[Start]

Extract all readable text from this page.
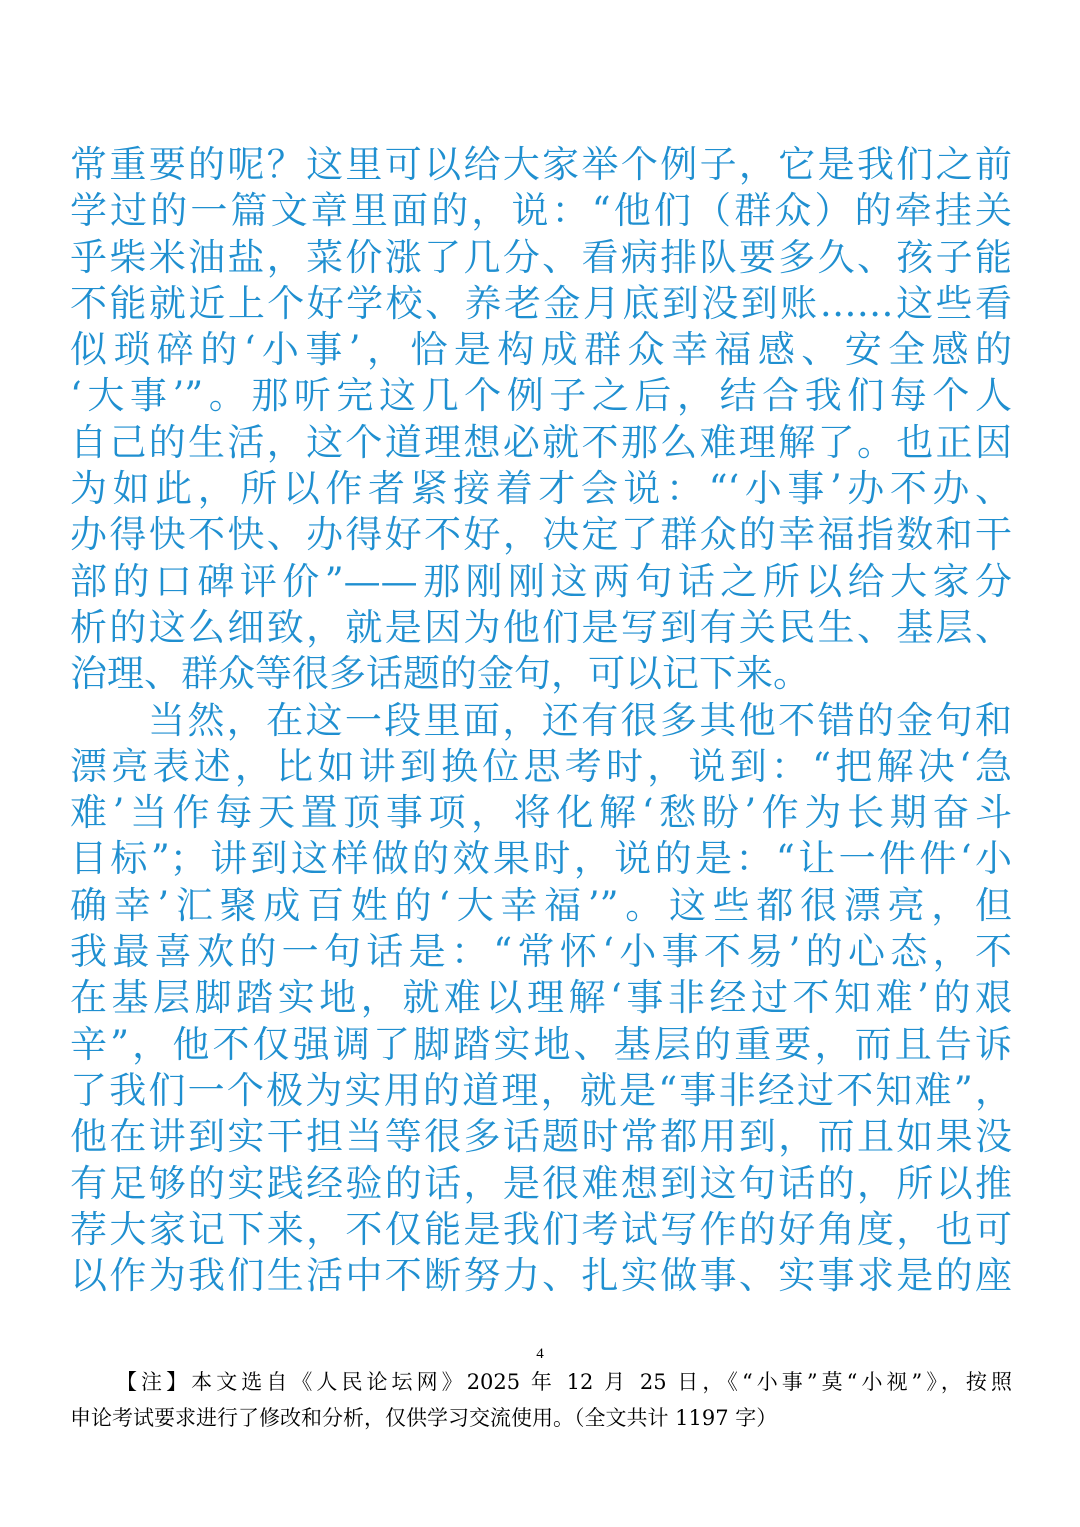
常重要的呢？这里可以给大家举个例子，它是我们之前
学过的一篇文章里面的，说：“他们（群众）的牵挂关
乎柴米油盐，菜价涨了几分、看病排队要多久、孩子能
不能就近上个好学校、养老金月底到没到账……这些看
似琐碎的‘小事’，恰是构成群众幸福感、安全感的
‘大事’”。那听完这几个例子之后，结合我们每个人
自己的生活，这个道理想必就不那么难理解了。也正因
为如此，所以作者紧接着才会说：“‘小事’办不办、
办得快不快、办得好不好，决定了群众的幸福指数和干
部的口碑评价”——那刚刚这两句话之所以给大家分
析的这么细致，就是因为他们是写到有关民生、基层、
治理、群众等很多话题的金句，可以记下来。
当然，在这一段里面，还有很多其他不错的金句和
漂亮表述，比如讲到换位思考时，说到：“把解决‘急
难’当作每天置顶事项，将化解‘愁盼’作为长期奋斗
目标”；讲到这样做的效果时，说的是：“让一件件‘小
确幸’汇聚成百姓的‘大幸福’”。这些都很漂亮，但
我最喜欢的一句话是：“常怀‘小事不易’的心态，不
在基层脚踏实地，就难以理解‘事非经过不知难’的艰
辛”，他不仅强调了脚踏实地、基层的重要，而且告诉
了我们一个极为实用的道理，就是“事非经过不知难”，
他在讲到实干担当等很多话题时常都用到，而且如果没
有足够的实践经验的话，是很难想到这句话的，所以推
荐大家记下来，不仅能是我们考试写作的好角度，也可
以作为我们生活中不断努力、扎实做事、实事求是的座
4
【注】本文选自《人民论坛网》2025 年 12 月 25 日，《“小事”莫“小视”》，按照
申论考试要求进行了修改和分析，仅供学习交流使用。（全文共计 1197 字）
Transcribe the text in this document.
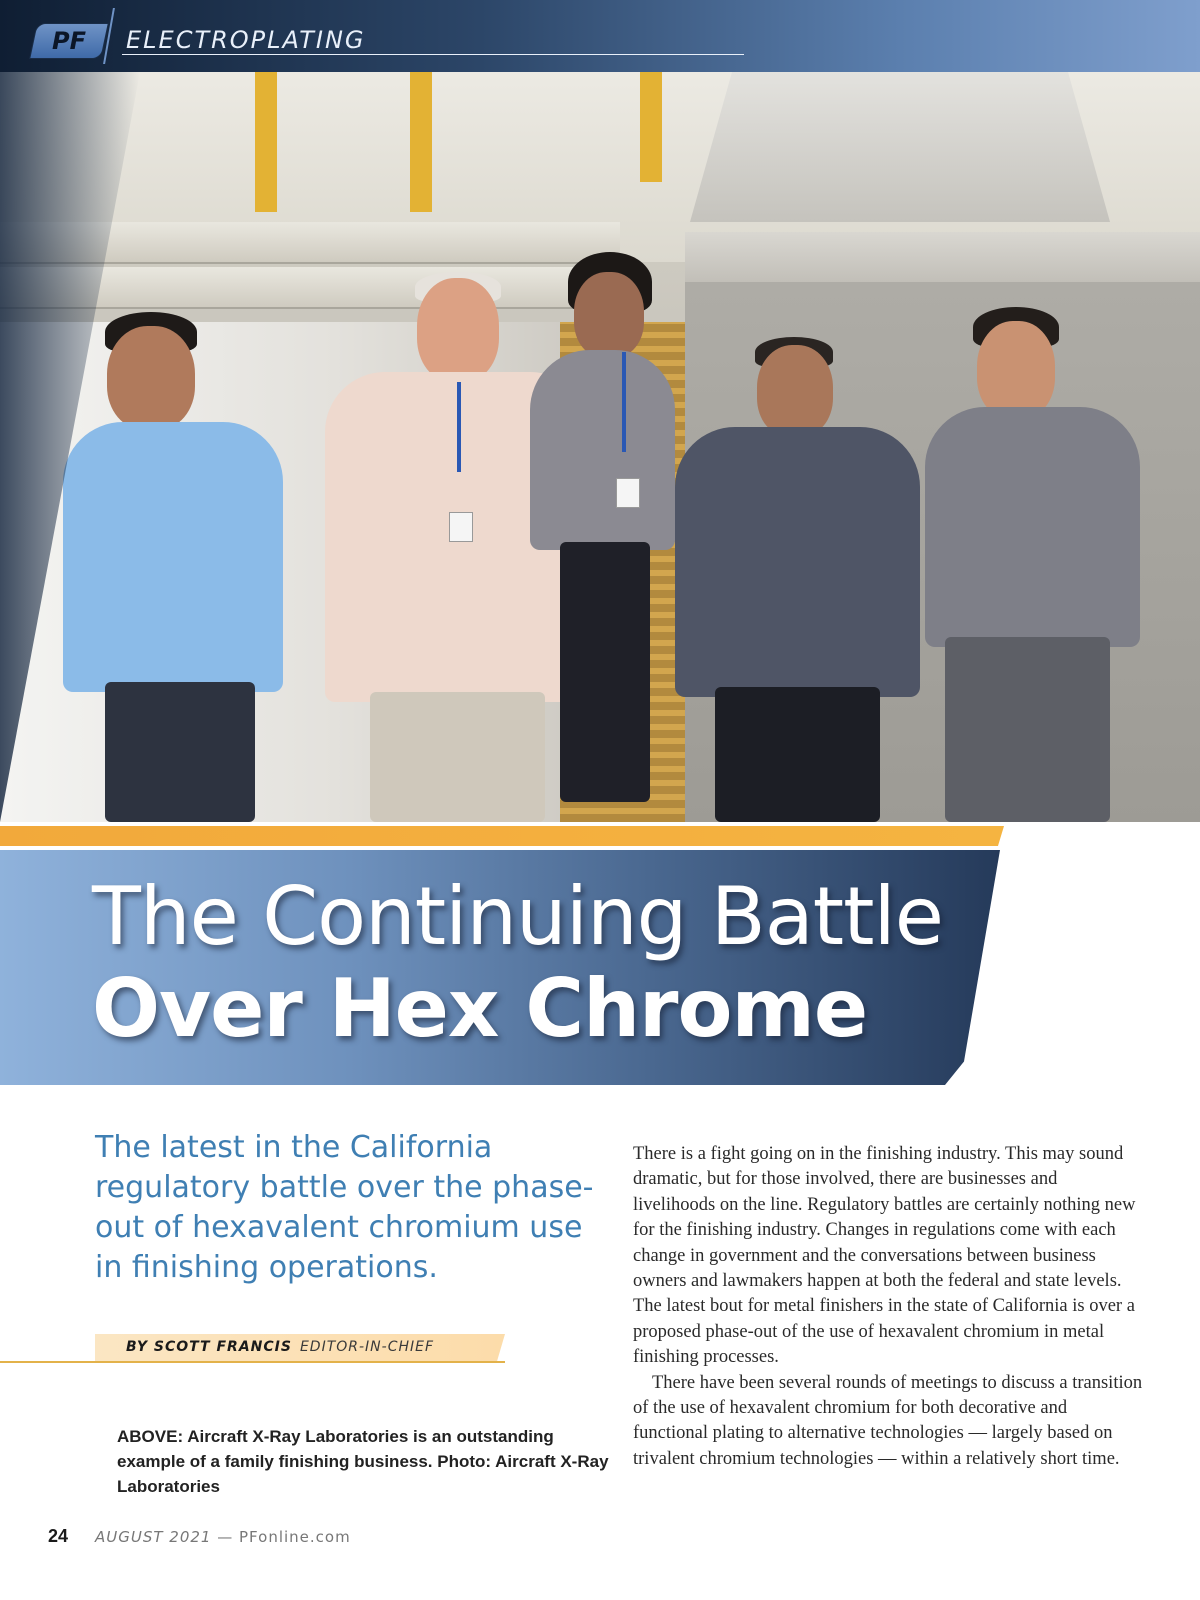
PF	ELECTROPLATING
The Continuing Battle
Over Hex Chrome
The latest in the California regulatory battle over the phase-out of hexavalent chromium use in finishing operations.
BY SCOTT FRANCIS EDITOR-IN-CHIEF
ABOVE: Aircraft X-Ray Laboratories is an outstanding example of a family finishing business. Photo: Aircraft X-Ray Laboratories

There is a fight going on in the finishing industry. This may sound dramatic, but for those involved, there are businesses and livelihoods on the line. Regulatory battles are certainly nothing new for the finishing industry. Changes in regulations come with each change in government and the conversations between business owners and lawmakers happen at both the federal and state levels. The latest bout for metal finishers in the state of California is over a proposed phase-out of the use of hexavalent chromium in metal finishing processes.

There have been several rounds of meetings to discuss a transition of the use of hexavalent chromium for both decorative and functional plating to alternative technologies — largely based on trivalent chromium technologies — within a relatively short time.

24 AUGUST 2021 — PFonline.com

[End]

§ Exercise brief
Each line in the listing above that contains "latest" should be copied.

§ Solution below
The latest in the California regulatory battle over the phase-out of hexavalent chromium use in finishing operations.
There is a fight going on in the finishing industry. This may sound dramatic, but for those involved, there are businesses and livelihoods on the line. Regulatory battles are certainly nothing new for the finishing industry. Changes in regulations come with each change in government and the conversations between business owners and lawmakers happen at both the federal and state levels. The latest bout for metal finishers in the state of California is over a proposed phase-out of the use of hexavalent chromium in metal finishing processes.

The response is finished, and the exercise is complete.